[BEGIN EXTRACT]
# You Last visited: 11-14-1982?



## ZXIIIT (Nov 14, 2008)

Thats what I got when I logged in today, and I tried sending a PM to Kristallin and got a "error, have to wait 15 seconds, please try again in 84568363 seconds"

???


----------



## DDDorian (Nov 14, 2008)

I'm getting that same error now, also, every forum is infinitely unread. DREW!!!


----------



## Ketzer (Nov 14, 2008)

Yes, something is definitely amiss here  I wasn't even BORN in '82.


----------



## Zepp88 (Nov 14, 2008)

I have the same damn thing....the forum is in retrograde....

If something is wrong with the forum, do we still blame Drew?


----------



## Zepp88 (Nov 14, 2008)

Also, the forum has dropped out a couple times tonight for me, and i suddenly have old subscribed threads in my User CP again


----------



## ILdÐÆMcº³ (Nov 14, 2008)

Captain the forward sensor array is detecting a large concentration of graviton particles emanating from the anomaly.


----------



## Zepp88 (Nov 14, 2008)

ILdÐÆMcº³;1274504 said:


> Captain the forward sensor array is detecting a large concentration of graviton particles emanating from the anomaly.



Proceed on impulse power, and fetch me a burrito.


----------



## DDDorian (Nov 14, 2008)

Fixed, as far as I can tell. Nice work, adminisequel


----------



## Daemoniac (Nov 14, 2008)

No fixed. Mine is still all 1982. 


That just goes to show how metal i am; i was on this forum before i (or it) was created.


----------



## petereanima (Nov 14, 2008)

you have to log off and log in again!


----------



## Drew (Nov 14, 2008)

DDDorian said:


> I'm getting that same error now, also, every forum is infinitely unread. DREW!!!



Sorry guys, you can't blame me this time - I don't work here anymore.


----------



## 7 Strings of Hate (Nov 14, 2008)

^nice


----------



## Alex (Nov 15, 2008)

This happened late last night after rebooting the server. Not sure what went wrong, and my other forums experienced the same thing, but everything was back to normal after restarting Apache.


----------



## Elysian (Nov 15, 2008)

the flash chat app also hasn't been working for me, it loads the background and then just stops, no matter what os i'm in, or what browser i use...


----------



## Alex (Nov 15, 2008)

Flash chat fixed.


----------



## Stealthdjentstic (Nov 15, 2008)

Elysian said:


> the flash chat app also hasn't been working for me, it loads the background and then just stops, no matter what os i'm in, or what browser i use...
[END EXTRACT]
[BEGIN DATASET EXCERPTS]
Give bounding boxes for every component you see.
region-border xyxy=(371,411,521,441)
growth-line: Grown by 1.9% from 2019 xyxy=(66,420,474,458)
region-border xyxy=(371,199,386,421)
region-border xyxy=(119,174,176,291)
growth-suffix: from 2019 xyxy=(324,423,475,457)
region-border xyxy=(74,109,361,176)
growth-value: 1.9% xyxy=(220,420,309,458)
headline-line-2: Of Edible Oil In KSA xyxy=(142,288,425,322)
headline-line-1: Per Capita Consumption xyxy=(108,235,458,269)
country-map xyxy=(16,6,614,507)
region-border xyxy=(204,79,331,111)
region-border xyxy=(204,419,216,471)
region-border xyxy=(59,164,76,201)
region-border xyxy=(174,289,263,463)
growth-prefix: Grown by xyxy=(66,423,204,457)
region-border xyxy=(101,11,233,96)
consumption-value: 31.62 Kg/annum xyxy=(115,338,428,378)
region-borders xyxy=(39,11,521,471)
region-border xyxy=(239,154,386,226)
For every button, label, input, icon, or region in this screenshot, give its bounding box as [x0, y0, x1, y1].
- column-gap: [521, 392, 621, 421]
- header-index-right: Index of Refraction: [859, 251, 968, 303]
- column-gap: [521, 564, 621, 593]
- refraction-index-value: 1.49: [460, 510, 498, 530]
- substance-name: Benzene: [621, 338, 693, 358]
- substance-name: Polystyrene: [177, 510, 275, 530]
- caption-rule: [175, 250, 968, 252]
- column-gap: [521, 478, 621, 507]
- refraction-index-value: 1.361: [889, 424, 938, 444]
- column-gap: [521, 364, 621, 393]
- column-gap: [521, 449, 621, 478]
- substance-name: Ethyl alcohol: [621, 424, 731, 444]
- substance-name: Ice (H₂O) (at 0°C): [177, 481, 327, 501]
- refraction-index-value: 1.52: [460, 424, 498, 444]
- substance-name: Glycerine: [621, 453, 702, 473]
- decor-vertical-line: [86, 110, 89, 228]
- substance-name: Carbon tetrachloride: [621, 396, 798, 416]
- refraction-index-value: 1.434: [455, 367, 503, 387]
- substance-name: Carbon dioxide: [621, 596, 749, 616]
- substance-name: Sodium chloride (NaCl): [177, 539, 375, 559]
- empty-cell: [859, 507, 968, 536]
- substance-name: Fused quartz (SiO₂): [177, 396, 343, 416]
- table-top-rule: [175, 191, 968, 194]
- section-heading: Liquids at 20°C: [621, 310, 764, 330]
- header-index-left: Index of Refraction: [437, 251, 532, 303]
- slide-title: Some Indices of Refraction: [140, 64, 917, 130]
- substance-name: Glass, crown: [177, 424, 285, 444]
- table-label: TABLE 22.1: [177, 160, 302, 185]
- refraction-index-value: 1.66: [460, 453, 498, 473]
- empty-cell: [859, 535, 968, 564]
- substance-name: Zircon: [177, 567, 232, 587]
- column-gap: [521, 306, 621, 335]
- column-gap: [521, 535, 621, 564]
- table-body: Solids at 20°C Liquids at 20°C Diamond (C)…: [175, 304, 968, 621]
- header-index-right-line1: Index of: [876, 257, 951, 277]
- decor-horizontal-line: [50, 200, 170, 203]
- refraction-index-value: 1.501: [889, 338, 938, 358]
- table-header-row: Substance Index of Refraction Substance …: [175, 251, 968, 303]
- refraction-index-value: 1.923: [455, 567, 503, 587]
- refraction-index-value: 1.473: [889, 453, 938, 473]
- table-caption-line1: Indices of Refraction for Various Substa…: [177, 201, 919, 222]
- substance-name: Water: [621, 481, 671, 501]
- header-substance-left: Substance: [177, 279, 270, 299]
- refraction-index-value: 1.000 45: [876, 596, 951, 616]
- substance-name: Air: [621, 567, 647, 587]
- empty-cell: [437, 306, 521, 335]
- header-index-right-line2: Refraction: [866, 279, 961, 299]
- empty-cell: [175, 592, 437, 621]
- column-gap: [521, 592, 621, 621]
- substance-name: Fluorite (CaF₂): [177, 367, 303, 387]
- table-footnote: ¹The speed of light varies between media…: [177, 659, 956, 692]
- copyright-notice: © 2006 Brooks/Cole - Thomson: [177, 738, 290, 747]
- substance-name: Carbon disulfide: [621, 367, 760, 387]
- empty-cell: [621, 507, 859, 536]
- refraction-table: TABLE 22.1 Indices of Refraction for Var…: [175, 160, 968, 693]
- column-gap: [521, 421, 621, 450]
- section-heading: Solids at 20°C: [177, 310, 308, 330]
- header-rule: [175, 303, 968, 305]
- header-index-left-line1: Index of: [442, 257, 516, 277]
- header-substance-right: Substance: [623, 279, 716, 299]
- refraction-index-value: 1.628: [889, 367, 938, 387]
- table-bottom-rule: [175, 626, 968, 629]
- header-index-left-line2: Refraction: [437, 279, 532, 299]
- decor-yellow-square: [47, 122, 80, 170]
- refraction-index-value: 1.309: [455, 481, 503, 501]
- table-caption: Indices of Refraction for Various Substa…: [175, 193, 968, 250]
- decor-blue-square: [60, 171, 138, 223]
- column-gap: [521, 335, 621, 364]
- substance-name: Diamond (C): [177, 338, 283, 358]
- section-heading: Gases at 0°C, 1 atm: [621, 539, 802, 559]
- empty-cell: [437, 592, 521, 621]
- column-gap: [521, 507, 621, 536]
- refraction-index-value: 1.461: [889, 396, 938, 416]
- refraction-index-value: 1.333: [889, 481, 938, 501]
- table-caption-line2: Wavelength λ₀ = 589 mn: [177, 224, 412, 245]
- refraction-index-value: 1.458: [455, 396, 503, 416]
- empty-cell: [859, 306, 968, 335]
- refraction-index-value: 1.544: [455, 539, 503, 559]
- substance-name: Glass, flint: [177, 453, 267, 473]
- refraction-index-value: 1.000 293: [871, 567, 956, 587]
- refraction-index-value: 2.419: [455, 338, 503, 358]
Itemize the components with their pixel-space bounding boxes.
[END DATASET EXCERPTS]
[BEGIN DATASET EXCERPTS]
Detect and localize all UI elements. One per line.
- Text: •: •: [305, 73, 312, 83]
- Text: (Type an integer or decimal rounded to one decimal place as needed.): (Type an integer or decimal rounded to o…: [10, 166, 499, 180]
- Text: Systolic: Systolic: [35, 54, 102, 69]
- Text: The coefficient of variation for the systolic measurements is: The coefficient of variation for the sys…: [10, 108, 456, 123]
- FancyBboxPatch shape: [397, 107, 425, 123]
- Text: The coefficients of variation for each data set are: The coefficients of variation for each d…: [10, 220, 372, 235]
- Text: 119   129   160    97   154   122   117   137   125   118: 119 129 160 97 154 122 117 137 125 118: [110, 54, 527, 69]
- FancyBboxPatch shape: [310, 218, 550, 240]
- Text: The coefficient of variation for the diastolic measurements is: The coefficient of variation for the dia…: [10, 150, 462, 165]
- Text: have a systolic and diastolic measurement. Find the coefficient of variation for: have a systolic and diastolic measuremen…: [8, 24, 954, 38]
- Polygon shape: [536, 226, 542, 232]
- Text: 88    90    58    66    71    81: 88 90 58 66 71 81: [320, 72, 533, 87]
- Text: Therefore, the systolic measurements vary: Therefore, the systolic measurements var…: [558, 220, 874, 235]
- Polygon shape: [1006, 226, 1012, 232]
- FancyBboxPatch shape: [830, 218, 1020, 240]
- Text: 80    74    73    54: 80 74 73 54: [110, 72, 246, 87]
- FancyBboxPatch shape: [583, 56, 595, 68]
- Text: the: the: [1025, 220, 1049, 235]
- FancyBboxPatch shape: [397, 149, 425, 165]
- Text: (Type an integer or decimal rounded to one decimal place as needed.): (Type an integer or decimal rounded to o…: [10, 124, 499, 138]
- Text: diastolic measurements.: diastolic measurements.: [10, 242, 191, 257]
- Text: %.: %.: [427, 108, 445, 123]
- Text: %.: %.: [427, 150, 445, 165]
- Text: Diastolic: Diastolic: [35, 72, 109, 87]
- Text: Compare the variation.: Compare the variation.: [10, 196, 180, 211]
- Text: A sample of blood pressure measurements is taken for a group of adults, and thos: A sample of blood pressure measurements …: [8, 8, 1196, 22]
[END DATASET EXCERPTS]
(EXERCISES):
(1) Translate this sentence from the forum thread into Spanish: "This happened late last night after rebooting the server."
(2) Retype the part of the forum thread that begins at the words "Fixed, as far" and ends after the words "it) was created.".

(ANSWERS TO THE PROBLEMS):
(1) Esto ocurrió anoche, tarde, después de reiniciar el servidor.

(2)
Fixed, as far as I can tell. Nice work, adminisequel


----------



## Daemoniac (Nov 14, 2008)

No fixed. Mine is still all 1982. 


That just goes to show how metal i am; i was on this forum before i (or it) was created.